Copy out the lines below word for word, leaving out the picture.

—————

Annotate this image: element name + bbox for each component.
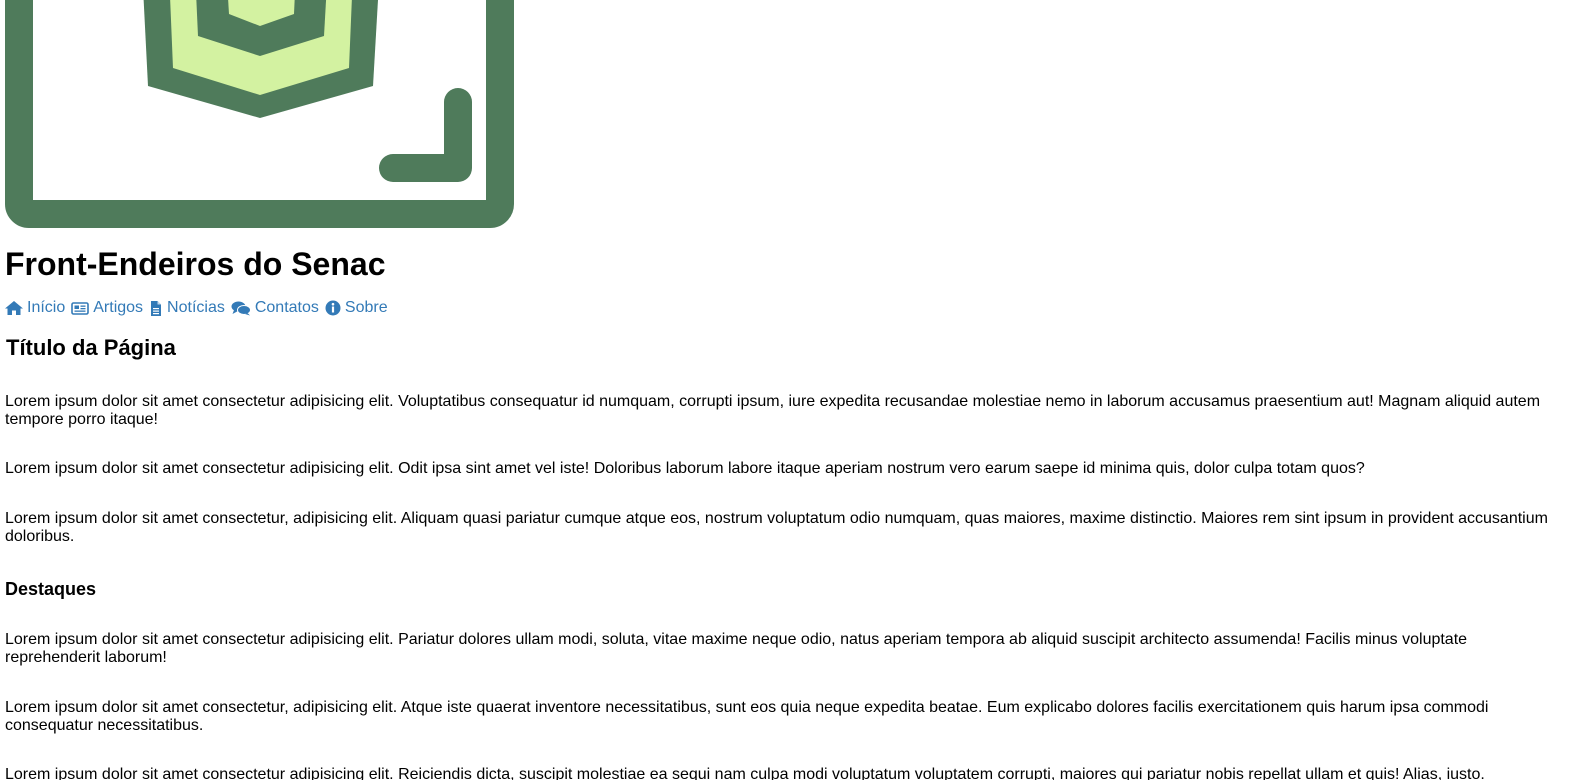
main-nav: Início Artigos Notícias Contatos Sobre [5,298,394,318]
nav-link-sobre[interactable]: Sobre [325,299,388,317]
nav-link-label: Sobre [344,299,388,316]
comments-icon [231,301,251,315]
highlight-paragraph: Lorem ipsum dolor sit amet consectetur, … [5,699,1489,734]
intro-paragraph: Lorem ipsum dolor sit amet consectetur a… [5,393,1541,428]
nav-link-inicio[interactable]: Início [5,299,65,317]
home-icon [5,301,23,315]
highlight-paragraph: Lorem ipsum dolor sit amet consectetur a… [5,631,1468,666]
nav-link-label: Notícias [167,299,225,316]
site-logo [5,0,514,228]
nav-link-label: Início [27,299,66,316]
highlight-paragraph: Lorem ipsum dolor sit amet consectetur a… [5,766,1485,780]
nav-link-artigos[interactable]: Artigos [71,299,143,317]
nav-link-contatos[interactable]: Contatos [231,299,319,317]
page-title: Título da Página [6,335,176,360]
nav-link-noticias[interactable]: Notícias [149,299,225,317]
intro-paragraph: Lorem ipsum dolor sit amet consectetur a… [5,460,1365,477]
logo-corner-mark [379,88,472,182]
nav-link-label: Artigos [93,299,144,316]
info-icon [325,300,341,316]
newspaper-icon [71,301,90,315]
highlights-heading: Destaques [5,579,97,599]
site-title: Front-Endeiros do Senac [5,246,386,282]
page: Front-Endeiros do Senac Início Artigos N… [0,0,1578,780]
nav-link-label: Contatos [254,299,319,316]
intro-paragraph: Lorem ipsum dolor sit amet consectetur, … [5,510,1548,545]
document-icon [151,300,162,316]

—————

*Correct output*:
Annotate this image: element name + bbox for each component.
main-nav: Início Artigos Notícias Contatos Sobre [5,298,394,318]
nav-link-sobre[interactable]: Sobre [325,299,388,317]
nav-link-label: Sobre [344,299,388,316]
comments-icon [231,301,251,315]
highlight-paragraph: Lorem ipsum dolor sit amet consectetur, … [5,699,1489,734]
intro-paragraph: Lorem ipsum dolor sit amet consectetur a… [5,393,1541,428]
nav-link-inicio[interactable]: Início [5,299,65,317]
home-icon [5,301,23,315]
highlight-paragraph: Lorem ipsum dolor sit amet consectetur a… [5,631,1468,666]
nav-link-label: Notícias [167,299,225,316]
site-logo [5,0,514,228]
nav-link-label: Início [27,299,66,316]
highlight-paragraph: Lorem ipsum dolor sit amet consectetur a… [5,766,1485,780]
nav-link-artigos[interactable]: Artigos [71,299,143,317]
nav-link-contatos[interactable]: Contatos [231,299,319,317]
page-title: Título da Página [6,335,176,360]
nav-link-noticias[interactable]: Notícias [149,299,225,317]
intro-paragraph: Lorem ipsum dolor sit amet consectetur a… [5,460,1365,477]
logo-corner-mark [379,88,472,182]
nav-link-label: Artigos [93,299,144,316]
info-icon [325,300,341,316]
newspaper-icon [71,301,90,315]
highlights-heading: Destaques [5,579,97,599]
site-title: Front-Endeiros do Senac [5,246,386,282]
page: Front-Endeiros do Senac Início Artigos N… [0,0,1578,780]
nav-link-label: Contatos [254,299,319,316]
intro-paragraph: Lorem ipsum dolor sit amet consectetur, … [5,510,1548,545]
document-icon [151,300,162,316]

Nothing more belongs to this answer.